-- TASK MATERIAL start --

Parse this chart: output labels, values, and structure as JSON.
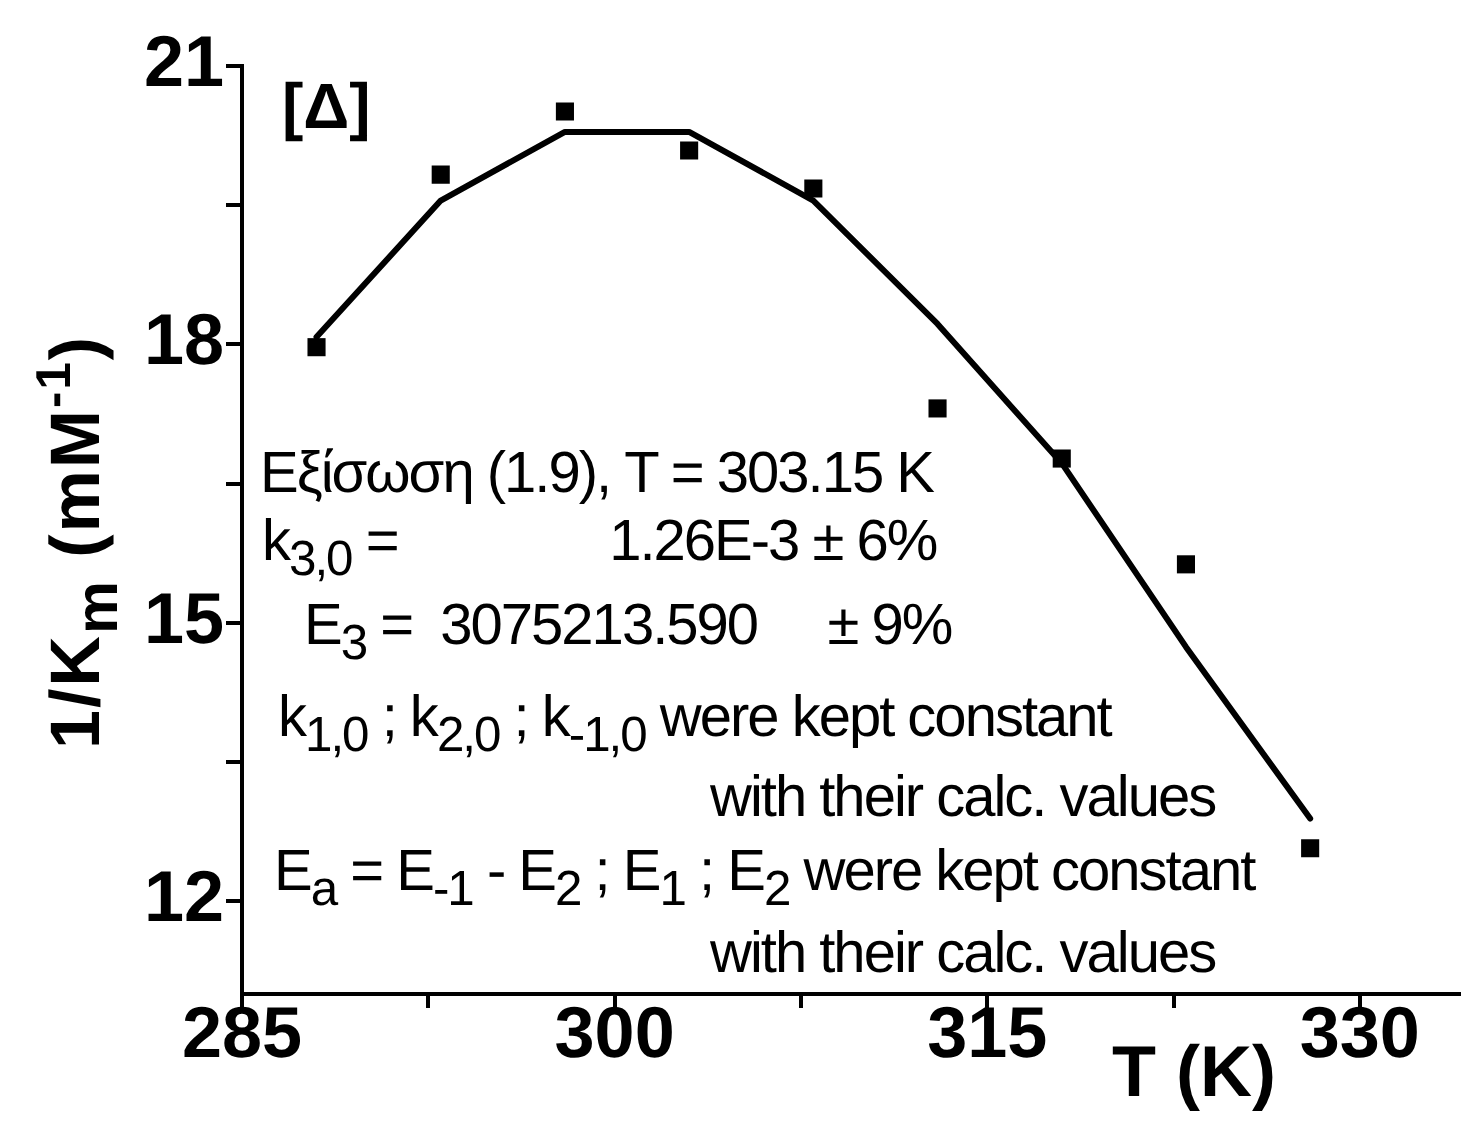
{
  "chart_data": {
    "type": "scatter",
    "xlabel": "T (K)",
    "ylabel": "1/K$_{m}$ (mM$^{-1}$)",
    "x": [
      288,
      293,
      298,
      303,
      308,
      313,
      318,
      323,
      328
    ],
    "series": [
      {
        "color": "#000000",
        "marker": "square",
        "values": [
          17.97,
          19.83,
          20.51,
          20.09,
          19.68,
          17.31,
          16.77,
          15.63,
          12.57
        ]
      },
      {
        "type": "line",
        "color": "#000000",
        "values": [
          18.08,
          19.55,
          20.29,
          20.29,
          19.55,
          18.22,
          16.72,
          14.74,
          12.89
        ]
      }
    ],
    "xlim": [
      285,
      334
    ],
    "xticks": [
      285,
      {
        "value": 292.5,
        "label": null
      },
      300,
      {
        "value": 307.5,
        "label": null
      },
      315,
      {
        "value": 322.5,
        "label": null
      },
      330
    ],
    "ylim": [
      11,
      21
    ],
    "yticks": [
      12,
      {
        "value": 13.5,
        "label": null
      },
      15,
      {
        "value": 16.5,
        "label": null
      },
      18,
      {
        "value": 19.5,
        "label": null
      },
      21
    ],
    "annotations": [
      "[Δ]",
      "Εξίσωση (1.9), T = 303.15 K",
      "k$_{3,0}$ =               1.26E-3 ± 6%",
      "E$_{3}$ =  3075213.590     ± 9%",
      "k$_{1,0}$ ; k$_{2,0}$ ; k$_{-1,0}$ were kept constant",
      "with their calc. values",
      "E$_{a}$ = E$_{-1}$ - E$_{2}$ ; E$_{1}$ ; E$_{2}$ were kept constant",
      "with their calc. values"
    ]
  }
}
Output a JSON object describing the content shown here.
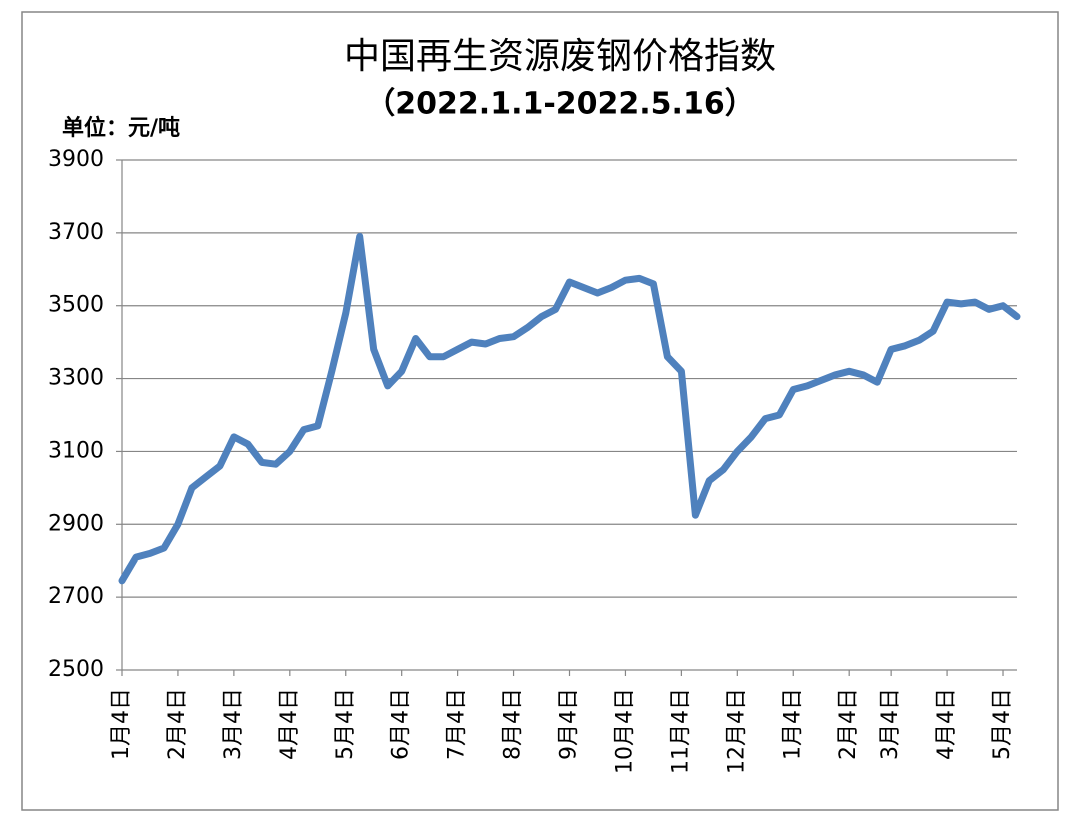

-- TASK MATERIAL end --

INSTRUCTION:
Print the complete listing exactly, apart from any pictures.

THE COMPLETED TASK:
Parse this chart: output labels, values, and structure as JSON.
{
  "chart_data": {
    "type": "scatter",
    "xlabel": "T (K)",
    "ylabel": "1/K$_{m}$ (mM$^{-1}$)",
    "x": [
      288,
      293,
      298,
      303,
      308,
      313,
      318,
      323,
      328
    ],
    "series": [
      {
        "color": "#000000",
        "marker": "square",
        "values": [
          17.97,
          19.83,
          20.51,
          20.09,
          19.68,
          17.31,
          16.77,
          15.63,
          12.57
        ]
      },
      {
        "type": "line",
        "color": "#000000",
        "values": [
          18.08,
          19.55,
          20.29,
          20.29,
          19.55,
          18.22,
          16.72,
          14.74,
          12.89
        ]
      }
    ],
    "xlim": [
      285,
      334
    ],
    "xticks": [
      285,
      {
        "value": 292.5,
        "label": null
      },
      300,
      {
        "value": 307.5,
        "label": null
      },
      315,
      {
        "value": 322.5,
        "label": null
      },
      330
    ],
    "ylim": [
      11,
      21
    ],
    "yticks": [
      12,
      {
        "value": 13.5,
        "label": null
      },
      15,
      {
        "value": 16.5,
        "label": null
      },
      18,
      {
        "value": 19.5,
        "label": null
      },
      21
    ],
    "annotations": [
      "[Δ]",
      "Εξίσωση (1.9), T = 303.15 K",
      "k$_{3,0}$ =               1.26E-3 ± 6%",
      "E$_{3}$ =  3075213.590     ± 9%",
      "k$_{1,0}$ ; k$_{2,0}$ ; k$_{-1,0}$ were kept constant",
      "with their calc. values",
      "E$_{a}$ = E$_{-1}$ - E$_{2}$ ; E$_{1}$ ; E$_{2}$ were kept constant",
      "with their calc. values"
    ]
  }
}
Output a JSON object describing the content shown here.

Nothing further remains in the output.